Give back the full material, exactly as it reads.

[Data entries]

|---|

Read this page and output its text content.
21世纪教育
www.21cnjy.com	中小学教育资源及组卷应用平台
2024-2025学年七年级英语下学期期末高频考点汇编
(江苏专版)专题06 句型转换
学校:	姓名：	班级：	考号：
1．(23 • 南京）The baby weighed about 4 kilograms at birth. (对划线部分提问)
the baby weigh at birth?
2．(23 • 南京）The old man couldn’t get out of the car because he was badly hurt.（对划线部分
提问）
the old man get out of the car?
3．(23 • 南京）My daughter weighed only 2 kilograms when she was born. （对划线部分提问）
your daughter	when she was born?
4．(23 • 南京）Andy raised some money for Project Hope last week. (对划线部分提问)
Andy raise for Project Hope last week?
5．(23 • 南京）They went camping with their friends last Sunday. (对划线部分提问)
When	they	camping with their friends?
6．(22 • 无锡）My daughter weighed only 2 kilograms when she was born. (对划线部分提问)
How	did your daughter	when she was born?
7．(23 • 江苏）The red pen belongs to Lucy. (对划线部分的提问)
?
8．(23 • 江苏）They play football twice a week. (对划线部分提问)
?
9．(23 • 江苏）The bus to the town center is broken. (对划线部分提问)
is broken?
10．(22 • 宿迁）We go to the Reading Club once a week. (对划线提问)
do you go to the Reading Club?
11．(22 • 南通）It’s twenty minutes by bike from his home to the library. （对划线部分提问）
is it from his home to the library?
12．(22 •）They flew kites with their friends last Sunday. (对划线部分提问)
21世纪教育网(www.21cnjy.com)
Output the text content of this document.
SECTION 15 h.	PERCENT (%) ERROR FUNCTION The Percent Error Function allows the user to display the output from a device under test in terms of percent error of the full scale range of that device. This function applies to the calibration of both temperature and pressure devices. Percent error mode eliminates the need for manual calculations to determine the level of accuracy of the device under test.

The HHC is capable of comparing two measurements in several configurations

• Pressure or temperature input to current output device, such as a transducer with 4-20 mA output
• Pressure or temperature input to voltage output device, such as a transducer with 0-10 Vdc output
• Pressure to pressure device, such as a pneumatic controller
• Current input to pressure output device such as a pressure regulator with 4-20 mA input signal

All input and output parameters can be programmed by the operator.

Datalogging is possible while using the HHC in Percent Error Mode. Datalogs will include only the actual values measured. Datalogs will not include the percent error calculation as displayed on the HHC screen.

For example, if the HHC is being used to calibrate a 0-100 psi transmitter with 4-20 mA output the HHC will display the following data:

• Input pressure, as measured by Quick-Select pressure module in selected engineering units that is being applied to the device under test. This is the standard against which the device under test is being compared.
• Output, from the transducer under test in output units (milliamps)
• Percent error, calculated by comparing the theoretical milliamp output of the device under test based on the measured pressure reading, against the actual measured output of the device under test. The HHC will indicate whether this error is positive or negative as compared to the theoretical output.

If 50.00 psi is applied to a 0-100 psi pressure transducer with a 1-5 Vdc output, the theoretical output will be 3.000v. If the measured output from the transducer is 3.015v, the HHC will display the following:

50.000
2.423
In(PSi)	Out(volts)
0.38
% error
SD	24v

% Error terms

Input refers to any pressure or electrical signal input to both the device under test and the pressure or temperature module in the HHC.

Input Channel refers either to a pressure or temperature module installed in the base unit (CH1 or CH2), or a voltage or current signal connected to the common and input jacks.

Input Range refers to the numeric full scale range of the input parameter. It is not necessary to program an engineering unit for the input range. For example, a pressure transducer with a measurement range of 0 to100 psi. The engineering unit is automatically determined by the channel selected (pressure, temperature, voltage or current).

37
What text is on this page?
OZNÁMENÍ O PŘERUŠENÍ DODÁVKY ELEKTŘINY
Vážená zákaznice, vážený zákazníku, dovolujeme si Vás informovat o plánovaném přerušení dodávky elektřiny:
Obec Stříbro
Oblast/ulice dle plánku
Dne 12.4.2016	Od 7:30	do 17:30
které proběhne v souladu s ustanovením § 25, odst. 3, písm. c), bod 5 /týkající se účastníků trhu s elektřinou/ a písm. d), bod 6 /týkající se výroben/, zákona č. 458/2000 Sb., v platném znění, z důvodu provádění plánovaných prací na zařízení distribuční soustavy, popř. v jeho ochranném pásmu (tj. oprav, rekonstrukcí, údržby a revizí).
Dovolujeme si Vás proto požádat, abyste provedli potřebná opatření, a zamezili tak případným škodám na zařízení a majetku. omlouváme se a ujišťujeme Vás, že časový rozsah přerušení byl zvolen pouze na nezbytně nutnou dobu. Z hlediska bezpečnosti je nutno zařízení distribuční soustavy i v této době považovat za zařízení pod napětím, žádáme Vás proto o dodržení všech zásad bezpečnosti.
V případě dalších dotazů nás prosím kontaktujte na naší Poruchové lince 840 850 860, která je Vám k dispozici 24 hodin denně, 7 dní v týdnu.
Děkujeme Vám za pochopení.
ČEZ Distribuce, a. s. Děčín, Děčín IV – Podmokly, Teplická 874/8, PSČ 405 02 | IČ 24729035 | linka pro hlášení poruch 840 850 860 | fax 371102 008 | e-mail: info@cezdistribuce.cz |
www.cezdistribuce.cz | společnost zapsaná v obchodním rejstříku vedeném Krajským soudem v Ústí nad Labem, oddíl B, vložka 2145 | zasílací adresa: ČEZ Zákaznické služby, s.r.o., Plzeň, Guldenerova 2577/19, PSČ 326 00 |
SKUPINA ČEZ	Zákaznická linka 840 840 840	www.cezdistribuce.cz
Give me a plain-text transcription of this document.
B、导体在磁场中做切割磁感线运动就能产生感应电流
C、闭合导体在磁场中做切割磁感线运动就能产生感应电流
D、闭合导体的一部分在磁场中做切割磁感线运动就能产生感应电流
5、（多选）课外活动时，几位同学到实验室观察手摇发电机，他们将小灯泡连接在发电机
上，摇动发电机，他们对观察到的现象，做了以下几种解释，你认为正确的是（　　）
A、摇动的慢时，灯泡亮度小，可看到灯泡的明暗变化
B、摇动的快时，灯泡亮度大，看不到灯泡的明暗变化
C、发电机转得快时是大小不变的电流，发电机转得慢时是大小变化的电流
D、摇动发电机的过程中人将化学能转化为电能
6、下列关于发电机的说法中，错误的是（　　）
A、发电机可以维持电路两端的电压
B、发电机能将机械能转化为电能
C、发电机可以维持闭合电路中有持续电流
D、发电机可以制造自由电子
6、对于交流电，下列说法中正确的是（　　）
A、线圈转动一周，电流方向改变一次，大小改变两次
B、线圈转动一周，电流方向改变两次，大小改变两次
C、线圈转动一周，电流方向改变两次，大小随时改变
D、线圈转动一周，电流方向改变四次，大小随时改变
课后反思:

|---|

### [Answer to this exercise]
Read this page and output its text content.
21世纪教育
www.21cnjy.com	中小学教育资源及组卷应用平台
2024-2025学年七年级英语下学期期末高频考点汇编
(江苏专版)专题06 句型转换
学校:	姓名：	班级：	考号：
1．(23 • 南京）The baby weighed about 4 kilograms at birth. (对划线部分提问)
the baby weigh at birth?
2．(23 • 南京）The old man couldn’t get out of the car because he was badly hurt.（对划线部分
提问）
the old man get out of the car?
3．(23 • 南京）My daughter weighed only 2 kilograms when she was born. （对划线部分提问）
your daughter	when she was born?
4．(23 • 南京）Andy raised some money for Project Hope last week. (对划线部分提问)
Andy raise for Project Hope last week?
5．(23 • 南京）They went camping with their friends last Sunday. (对划线部分提问)
When	they	camping with their friends?
6．(22 • 无锡）My daughter weighed only 2 kilograms when she was born. (对划线部分提问)
How	did your daughter	when she was born?
7．(23 • 江苏）The red pen belongs to Lucy. (对划线部分的提问)
?
8．(23 • 江苏）They play football twice a week. (对划线部分提问)
?
9．(23 • 江苏）The bus to the town center is broken. (对划线部分提问)
is broken?
10．(22 • 宿迁）We go to the Reading Club once a week. (对划线提问)
do you go to the Reading Club?
11．(22 • 南通）It’s twenty minutes by bike from his home to the library. （对划线部分提问）
is it from his home to the library?
12．(22 •）They flew kites with their friends last Sunday. (对划线部分提问)
21世纪教育网(www.21cnjy.com)
Output the text content of this document.
SECTION 15 h.	PERCENT (%) ERROR FUNCTION The Percent Error Function allows the user to display the output from a device under test in terms of percent error of the full scale range of that device. This function applies to the calibration of both temperature and pressure devices. Percent error mode eliminates the need for manual calculations to determine the level of accuracy of the device under test.

The HHC is capable of comparing two measurements in several configurations

• Pressure or temperature input to current output device, such as a transducer with 4-20 mA output
• Pressure or temperature input to voltage output device, such as a transducer with 0-10 Vdc output
• Pressure to pressure device, such as a pneumatic controller
• Current input to pressure output device such as a pressure regulator with 4-20 mA input signal

All input and output parameters can be programmed by the operator.

Datalogging is possible while using the HHC in Percent Error Mode. Datalogs will include only the actual values measured. Datalogs will not include the percent error calculation as displayed on the HHC screen.

For example, if the HHC is being used to calibrate a 0-100 psi transmitter with 4-20 mA output the HHC will display the following data:

• Input pressure, as measured by Quick-Select pressure module in selected engineering units that is being applied to the device under test. This is the standard against which the device under test is being compared.
• Output, from the transducer under test in output units (milliamps)
• Percent error, calculated by comparing the theoretical milliamp output of the device under test based on the measured pressure reading, against the actual measured output of the device under test. The HHC will indicate whether this error is positive or negative as compared to the theoretical output.

If 50.00 psi is applied to a 0-100 psi pressure transducer with a 1-5 Vdc output, the theoretical output will be 3.000v. If the measured output from the transducer is 3.015v, the HHC will display the following:

50.000
2.423
In(PSi)	Out(volts)
0.38
% error
SD	24v

% Error terms

Input refers to any pressure or electrical signal input to both the device under test and the pressure or temperature module in the HHC.

Input Channel refers either to a pressure or temperature module installed in the base unit (CH1 or CH2), or a voltage or current signal connected to the common and input jacks.

Input Range refers to the numeric full scale range of the input parameter. It is not necessary to program an engineering unit for the input range. For example, a pressure transducer with a measurement range of 0 to100 psi. The engineering unit is automatically determined by the channel selected (pressure, temperature, voltage or current).

37
What text is on this page?
OZNÁMENÍ O PŘERUŠENÍ DODÁVKY ELEKTŘINY
Vážená zákaznice, vážený zákazníku, dovolujeme si Vás informovat o plánovaném přerušení dodávky elektřiny:
Obec Stříbro
Oblast/ulice dle plánku
Dne 12.4.2016	Od 7:30	do 17:30
které proběhne v souladu s ustanovením § 25, odst. 3, písm. c), bod 5 /týkající se účastníků trhu s elektřinou/ a písm. d), bod 6 /týkající se výroben/, zákona č. 458/2000 Sb., v platném znění, z důvodu provádění plánovaných prací na zařízení distribuční soustavy, popř. v jeho ochranném pásmu (tj. oprav, rekonstrukcí, údržby a revizí).
Dovolujeme si Vás proto požádat, abyste provedli potřebná opatření, a zamezili tak případným škodám na zařízení a majetku. omlouváme se a ujišťujeme Vás, že časový rozsah přerušení byl zvolen pouze na nezbytně nutnou dobu. Z hlediska bezpečnosti je nutno zařízení distribuční soustavy i v této době považovat za zařízení pod napětím, žádáme Vás proto o dodržení všech zásad bezpečnosti.
V případě dalších dotazů nás prosím kontaktujte na naší Poruchové lince 840 850 860, která je Vám k dispozici 24 hodin denně, 7 dní v týdnu.
Děkujeme Vám za pochopení.
ČEZ Distribuce, a. s. Děčín, Děčín IV – Podmokly, Teplická 874/8, PSČ 405 02 | IČ 24729035 | linka pro hlášení poruch 840 850 860 | fax 371102 008 | e-mail: info@cezdistribuce.cz |
www.cezdistribuce.cz | společnost zapsaná v obchodním rejstříku vedeném Krajským soudem v Ústí nad Labem, oddíl B, vložka 2145 | zasílací adresa: ČEZ Zákaznické služby, s.r.o., Plzeň, Guldenerova 2577/19, PSČ 326 00 |
SKUPINA ČEZ	Zákaznická linka 840 840 840	www.cezdistribuce.cz
Give me a plain-text transcription of this document.
B、导体在磁场中做切割磁感线运动就能产生感应电流
C、闭合导体在磁场中做切割磁感线运动就能产生感应电流
D、闭合导体的一部分在磁场中做切割磁感线运动就能产生感应电流
5、（多选）课外活动时，几位同学到实验室观察手摇发电机，他们将小灯泡连接在发电机
上，摇动发电机，他们对观察到的现象，做了以下几种解释，你认为正确的是（　　）
A、摇动的慢时，灯泡亮度小，可看到灯泡的明暗变化
B、摇动的快时，灯泡亮度大，看不到灯泡的明暗变化
C、发电机转得快时是大小不变的电流，发电机转得慢时是大小变化的电流
D、摇动发电机的过程中人将化学能转化为电能
6、下列关于发电机的说法中，错误的是（　　）
A、发电机可以维持电路两端的电压
B、发电机能将机械能转化为电能
C、发电机可以维持闭合电路中有持续电流
D、发电机可以制造自由电子
6、对于交流电，下列说法中正确的是（　　）
A、线圈转动一周，电流方向改变一次，大小改变两次
B、线圈转动一周，电流方向改变两次，大小改变两次
C、线圈转动一周，电流方向改变两次，大小随时改变
D、线圈转动一周，电流方向改变四次，大小随时改变
课后反思:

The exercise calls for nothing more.